Task to complete:
Read the data and repeat it in full, exactly.

(Items listed in a dataset)
++++++++

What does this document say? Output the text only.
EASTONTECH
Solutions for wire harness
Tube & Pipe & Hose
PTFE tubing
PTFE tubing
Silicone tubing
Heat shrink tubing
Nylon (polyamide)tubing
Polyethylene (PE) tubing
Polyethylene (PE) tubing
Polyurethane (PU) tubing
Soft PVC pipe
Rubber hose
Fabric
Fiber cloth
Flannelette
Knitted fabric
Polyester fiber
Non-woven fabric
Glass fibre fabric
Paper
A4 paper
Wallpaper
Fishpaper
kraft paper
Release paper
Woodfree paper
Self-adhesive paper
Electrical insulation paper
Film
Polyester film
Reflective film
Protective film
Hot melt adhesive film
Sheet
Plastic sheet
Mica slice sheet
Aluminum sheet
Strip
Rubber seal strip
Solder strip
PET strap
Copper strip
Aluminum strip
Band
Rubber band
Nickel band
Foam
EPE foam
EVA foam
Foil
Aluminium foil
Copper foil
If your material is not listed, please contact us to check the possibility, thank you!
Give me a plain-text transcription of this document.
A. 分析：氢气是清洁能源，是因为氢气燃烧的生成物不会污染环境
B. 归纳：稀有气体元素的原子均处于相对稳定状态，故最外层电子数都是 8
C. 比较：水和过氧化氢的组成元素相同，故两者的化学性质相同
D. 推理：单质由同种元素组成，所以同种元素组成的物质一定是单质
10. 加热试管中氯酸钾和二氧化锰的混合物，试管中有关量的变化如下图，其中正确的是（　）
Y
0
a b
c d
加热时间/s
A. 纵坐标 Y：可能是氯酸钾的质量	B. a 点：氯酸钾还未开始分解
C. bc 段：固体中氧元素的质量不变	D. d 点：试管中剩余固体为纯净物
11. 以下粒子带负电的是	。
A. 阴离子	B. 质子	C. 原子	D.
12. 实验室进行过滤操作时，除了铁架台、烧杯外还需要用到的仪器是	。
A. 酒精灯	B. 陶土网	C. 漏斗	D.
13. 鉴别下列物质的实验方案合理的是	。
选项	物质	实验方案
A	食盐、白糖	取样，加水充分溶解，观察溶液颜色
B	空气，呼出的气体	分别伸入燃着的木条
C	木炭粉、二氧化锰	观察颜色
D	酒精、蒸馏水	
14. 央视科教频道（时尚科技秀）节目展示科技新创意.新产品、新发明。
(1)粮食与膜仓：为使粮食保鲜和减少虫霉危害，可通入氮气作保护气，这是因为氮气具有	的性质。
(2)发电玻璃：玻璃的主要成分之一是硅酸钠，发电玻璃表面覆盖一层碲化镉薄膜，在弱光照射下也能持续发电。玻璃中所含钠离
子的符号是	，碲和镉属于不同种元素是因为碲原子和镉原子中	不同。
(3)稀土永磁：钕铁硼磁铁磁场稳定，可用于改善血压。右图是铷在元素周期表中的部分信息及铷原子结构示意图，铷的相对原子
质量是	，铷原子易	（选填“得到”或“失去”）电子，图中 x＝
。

++++++++

The response:
What does this document say? Output the text only.
EASTONTECH
Solutions for wire harness
Tube & Pipe & Hose
PTFE tubing
PTFE tubing
Silicone tubing
Heat shrink tubing
Nylon (polyamide)tubing
Polyethylene (PE) tubing
Polyethylene (PE) tubing
Polyurethane (PU) tubing
Soft PVC pipe
Rubber hose
Fabric
Fiber cloth
Flannelette
Knitted fabric
Polyester fiber
Non-woven fabric
Glass fibre fabric
Paper
A4 paper
Wallpaper
Fishpaper
kraft paper
Release paper
Woodfree paper
Self-adhesive paper
Electrical insulation paper
Film
Polyester film
Reflective film
Protective film
Hot melt adhesive film
Sheet
Plastic sheet
Mica slice sheet
Aluminum sheet
Strip
Rubber seal strip
Solder strip
PET strap
Copper strip
Aluminum strip
Band
Rubber band
Nickel band
Foam
EPE foam
EVA foam
Foil
Aluminium foil
Copper foil
If your material is not listed, please contact us to check the possibility, thank you!
Give me a plain-text transcription of this document.
A. 分析：氢气是清洁能源，是因为氢气燃烧的生成物不会污染环境
B. 归纳：稀有气体元素的原子均处于相对稳定状态，故最外层电子数都是 8
C. 比较：水和过氧化氢的组成元素相同，故两者的化学性质相同
D. 推理：单质由同种元素组成，所以同种元素组成的物质一定是单质
10. 加热试管中氯酸钾和二氧化锰的混合物，试管中有关量的变化如下图，其中正确的是（　）
Y
0
a b
c d
加热时间/s
A. 纵坐标 Y：可能是氯酸钾的质量	B. a 点：氯酸钾还未开始分解
C. bc 段：固体中氧元素的质量不变	D. d 点：试管中剩余固体为纯净物
11. 以下粒子带负电的是	。
A. 阴离子	B. 质子	C. 原子	D.
12. 实验室进行过滤操作时，除了铁架台、烧杯外还需要用到的仪器是	。
A. 酒精灯	B. 陶土网	C. 漏斗	D.
13. 鉴别下列物质的实验方案合理的是	。
选项	物质	实验方案
A	食盐、白糖	取样，加水充分溶解，观察溶液颜色
B	空气，呼出的气体	分别伸入燃着的木条
C	木炭粉、二氧化锰	观察颜色
D	酒精、蒸馏水	
14. 央视科教频道（时尚科技秀）节目展示科技新创意.新产品、新发明。
(1)粮食与膜仓：为使粮食保鲜和减少虫霉危害，可通入氮气作保护气，这是因为氮气具有	的性质。
(2)发电玻璃：玻璃的主要成分之一是硅酸钠，发电玻璃表面覆盖一层碲化镉薄膜，在弱光照射下也能持续发电。玻璃中所含钠离
子的符号是	，碲和镉属于不同种元素是因为碲原子和镉原子中	不同。
(3)稀土永磁：钕铁硼磁铁磁场稳定，可用于改善血压。右图是铷在元素周期表中的部分信息及铷原子结构示意图，铷的相对原子
质量是	，铷原子易	（选填“得到”或“失去”）电子，图中 x＝
。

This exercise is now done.